_Consigne A_
Mettez en forme de liste JSON de chaînes les lignes des entrées ci-dessous, une chaîne par ligne et sans les lignes vides. Commencez à la première ligne des entrées et arrêtez-vous après celle qui contient "nav-item-law[interactable]: 教育法规 xyxy=(415,80,503,118)", cette dernière incluse.
======
Les termes du pari sous-jacent à la mise en oeuvre d'un tel réseau sont les suivants : il s'agit de n'escamoter aucune des possibilités qu'offre le paysage documentaire national dans sa multiplicité et sa variété, tout en évitant la dispersion qui entraînerait le saupoudrage, la débauche inutile d'efforts et en fin de compte, l'échec. A cet égard, la structure du pôle associé, telle que la suggère le rapport, devrait permettre de répondre à cette double exigence.
Cette structure ne peut en effet s'ordonner qu'à partir de deux notions complémentaires, ingrédients indispensables pour la composition des futur pôles associés : la coopération et la volonté politique locale. Dans cette mesure, l'analyse des candidatures déjà parvenues à la Bibliothèque de France nous autorise à distinguer deux types de projets correspondant, dans les grandes lignes, à trois types de sites.
Il existe en effet des sites où la plupart des conditions énoncées dans le rapport sur les pôles associés sont déjà réalisées. Les conditions d'accueil sont suffisantes en termes de surface et de personnel qualifié, la richesse et la variété des collections y sont avérées. On peut ranger dans cette catégorie les sites de Bordeaux, Grenoble, Lyon, Nancy et Nantes.
======
_Consigne B_
Reproduisez mot pour mot l'extrait sur les pôles associés dans son intégralité.

Listes d'éléments et de cadres
======
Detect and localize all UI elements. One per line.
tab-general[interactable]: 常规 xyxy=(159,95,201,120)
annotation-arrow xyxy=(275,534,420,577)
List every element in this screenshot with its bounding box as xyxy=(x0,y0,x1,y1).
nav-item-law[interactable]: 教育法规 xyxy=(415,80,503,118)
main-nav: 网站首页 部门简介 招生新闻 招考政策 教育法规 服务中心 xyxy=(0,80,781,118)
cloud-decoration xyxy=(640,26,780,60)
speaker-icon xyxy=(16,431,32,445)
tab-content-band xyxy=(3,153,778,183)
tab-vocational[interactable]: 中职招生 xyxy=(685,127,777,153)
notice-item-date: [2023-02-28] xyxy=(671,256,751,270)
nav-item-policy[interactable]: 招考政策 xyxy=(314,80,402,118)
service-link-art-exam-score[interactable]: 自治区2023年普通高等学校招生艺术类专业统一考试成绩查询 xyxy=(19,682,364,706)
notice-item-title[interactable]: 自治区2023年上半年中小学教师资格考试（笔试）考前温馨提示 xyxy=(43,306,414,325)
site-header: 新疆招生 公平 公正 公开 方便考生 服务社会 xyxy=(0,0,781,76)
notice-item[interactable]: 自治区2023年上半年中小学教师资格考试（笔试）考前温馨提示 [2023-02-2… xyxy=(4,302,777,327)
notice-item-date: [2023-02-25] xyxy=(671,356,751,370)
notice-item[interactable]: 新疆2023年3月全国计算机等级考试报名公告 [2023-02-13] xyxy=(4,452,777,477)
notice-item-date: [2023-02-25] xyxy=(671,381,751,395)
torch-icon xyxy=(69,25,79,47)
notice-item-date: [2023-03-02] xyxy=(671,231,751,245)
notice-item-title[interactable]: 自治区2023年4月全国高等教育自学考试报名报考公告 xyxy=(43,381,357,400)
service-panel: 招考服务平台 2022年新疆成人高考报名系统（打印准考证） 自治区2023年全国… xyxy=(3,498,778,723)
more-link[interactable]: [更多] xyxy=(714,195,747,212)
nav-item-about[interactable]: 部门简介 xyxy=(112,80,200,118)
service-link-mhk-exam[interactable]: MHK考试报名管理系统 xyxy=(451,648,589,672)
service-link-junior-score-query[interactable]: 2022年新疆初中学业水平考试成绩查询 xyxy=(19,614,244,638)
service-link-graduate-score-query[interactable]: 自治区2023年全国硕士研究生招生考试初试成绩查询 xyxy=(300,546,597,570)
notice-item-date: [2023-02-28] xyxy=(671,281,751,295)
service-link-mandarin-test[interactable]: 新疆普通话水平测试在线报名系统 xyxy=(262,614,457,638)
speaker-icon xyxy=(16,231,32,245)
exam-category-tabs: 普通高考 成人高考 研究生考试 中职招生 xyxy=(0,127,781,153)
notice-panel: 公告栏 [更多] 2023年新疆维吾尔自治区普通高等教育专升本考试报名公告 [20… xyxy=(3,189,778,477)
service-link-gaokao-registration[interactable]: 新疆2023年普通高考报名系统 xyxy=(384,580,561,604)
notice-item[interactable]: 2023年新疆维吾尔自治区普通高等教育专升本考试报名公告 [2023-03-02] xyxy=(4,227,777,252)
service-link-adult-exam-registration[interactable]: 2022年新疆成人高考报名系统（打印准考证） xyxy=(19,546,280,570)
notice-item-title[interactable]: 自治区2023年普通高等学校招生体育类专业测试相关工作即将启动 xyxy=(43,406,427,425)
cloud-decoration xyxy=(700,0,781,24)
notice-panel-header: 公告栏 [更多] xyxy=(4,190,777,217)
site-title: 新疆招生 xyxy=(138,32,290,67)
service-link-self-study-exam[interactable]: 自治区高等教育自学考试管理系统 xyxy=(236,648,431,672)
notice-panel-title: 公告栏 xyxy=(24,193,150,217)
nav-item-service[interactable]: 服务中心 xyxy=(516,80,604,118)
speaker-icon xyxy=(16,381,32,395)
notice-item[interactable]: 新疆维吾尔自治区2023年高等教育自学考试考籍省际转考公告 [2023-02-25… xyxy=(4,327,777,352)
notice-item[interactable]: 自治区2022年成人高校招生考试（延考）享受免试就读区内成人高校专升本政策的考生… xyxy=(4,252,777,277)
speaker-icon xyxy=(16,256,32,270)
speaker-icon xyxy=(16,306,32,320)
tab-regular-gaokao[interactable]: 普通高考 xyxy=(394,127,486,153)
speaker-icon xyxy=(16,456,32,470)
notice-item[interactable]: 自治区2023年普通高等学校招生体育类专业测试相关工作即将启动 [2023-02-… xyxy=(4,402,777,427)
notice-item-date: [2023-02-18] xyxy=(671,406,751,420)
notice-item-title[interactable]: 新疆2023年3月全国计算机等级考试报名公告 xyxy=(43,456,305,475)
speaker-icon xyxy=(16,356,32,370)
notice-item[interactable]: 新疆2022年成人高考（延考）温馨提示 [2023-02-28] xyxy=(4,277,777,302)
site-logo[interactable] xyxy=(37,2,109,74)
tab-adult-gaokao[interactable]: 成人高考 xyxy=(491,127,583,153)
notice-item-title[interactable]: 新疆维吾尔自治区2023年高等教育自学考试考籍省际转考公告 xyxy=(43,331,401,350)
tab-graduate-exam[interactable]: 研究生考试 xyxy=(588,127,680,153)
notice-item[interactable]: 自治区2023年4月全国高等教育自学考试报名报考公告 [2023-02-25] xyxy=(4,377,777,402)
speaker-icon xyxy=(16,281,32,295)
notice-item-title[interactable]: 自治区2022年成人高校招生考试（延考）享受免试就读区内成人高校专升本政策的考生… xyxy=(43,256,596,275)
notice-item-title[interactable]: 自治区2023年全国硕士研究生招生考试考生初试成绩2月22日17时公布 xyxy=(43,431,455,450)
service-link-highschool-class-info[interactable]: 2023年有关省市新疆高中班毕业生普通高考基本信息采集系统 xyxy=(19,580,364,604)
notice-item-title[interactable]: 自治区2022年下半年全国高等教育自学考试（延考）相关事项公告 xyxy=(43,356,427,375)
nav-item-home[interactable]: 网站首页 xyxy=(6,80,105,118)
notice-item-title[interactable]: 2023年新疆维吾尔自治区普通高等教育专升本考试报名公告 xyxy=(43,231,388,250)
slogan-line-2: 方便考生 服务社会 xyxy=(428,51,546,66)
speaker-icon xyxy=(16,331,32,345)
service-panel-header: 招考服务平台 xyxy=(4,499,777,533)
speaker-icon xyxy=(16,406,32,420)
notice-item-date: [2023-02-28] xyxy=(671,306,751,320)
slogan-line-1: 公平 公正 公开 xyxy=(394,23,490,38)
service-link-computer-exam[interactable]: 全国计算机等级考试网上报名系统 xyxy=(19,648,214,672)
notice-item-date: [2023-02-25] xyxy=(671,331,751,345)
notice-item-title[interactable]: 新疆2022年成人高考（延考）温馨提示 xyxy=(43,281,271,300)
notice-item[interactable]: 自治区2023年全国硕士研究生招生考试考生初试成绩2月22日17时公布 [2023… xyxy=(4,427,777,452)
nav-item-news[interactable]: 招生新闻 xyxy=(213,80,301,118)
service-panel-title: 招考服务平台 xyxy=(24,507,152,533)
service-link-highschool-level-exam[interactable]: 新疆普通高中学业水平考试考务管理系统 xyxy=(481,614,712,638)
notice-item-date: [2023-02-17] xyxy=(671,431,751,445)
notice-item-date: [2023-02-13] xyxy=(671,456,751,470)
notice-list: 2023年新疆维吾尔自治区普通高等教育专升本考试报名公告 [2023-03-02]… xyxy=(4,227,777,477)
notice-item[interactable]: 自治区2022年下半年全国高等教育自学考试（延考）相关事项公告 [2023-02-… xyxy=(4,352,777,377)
======
_Réponse A_
[
  "Detect and localize all UI elements. One per line.",
  "tab-general[interactable]: 常规 xyxy=(159,95,201,120)",
  "annotation-arrow xyxy=(275,534,420,577)",
  "List every element in this screenshot with its bounding box as xyxy=(x0,y0,x1,y1).",
  "nav-item-law[interactable]: 教育法规 xyxy=(415,80,503,118)"
]

_Réponse B_
Les termes du pari sous-jacent à la mise en oeuvre d'un tel réseau sont les suivants : il s'agit de n'escamoter aucune des possibilités qu'offre le paysage documentaire national dans sa multiplicité et sa variété, tout en évitant la dispersion qui entraînerait le saupoudrage, la débauche inutile d'efforts et en fin de compte, l'échec. A cet égard, la structure du pôle associé, telle que la suggère le rapport, devrait permettre de répondre à cette double exigence.
Cette structure ne peut en effet s'ordonner qu'à partir de deux notions complémentaires, ingrédients indispensables pour la composition des futur pôles associés : la coopération et la volonté politique locale. Dans cette mesure, l'analyse des candidatures déjà parvenues à la Bibliothèque de France nous autorise à distinguer deux types de projets correspondant, dans les grandes lignes, à trois types de sites.
Il existe en effet des sites où la plupart des conditions énoncées dans le rapport sur les pôles associés sont déjà réalisées. Les conditions d'accueil sont suffisantes en termes de surface et de personnel qualifié, la richesse et la variété des collections y sont avérées. On peut ranger dans cette catégorie les sites de Bordeaux, Grenoble, Lyon, Nancy et Nantes.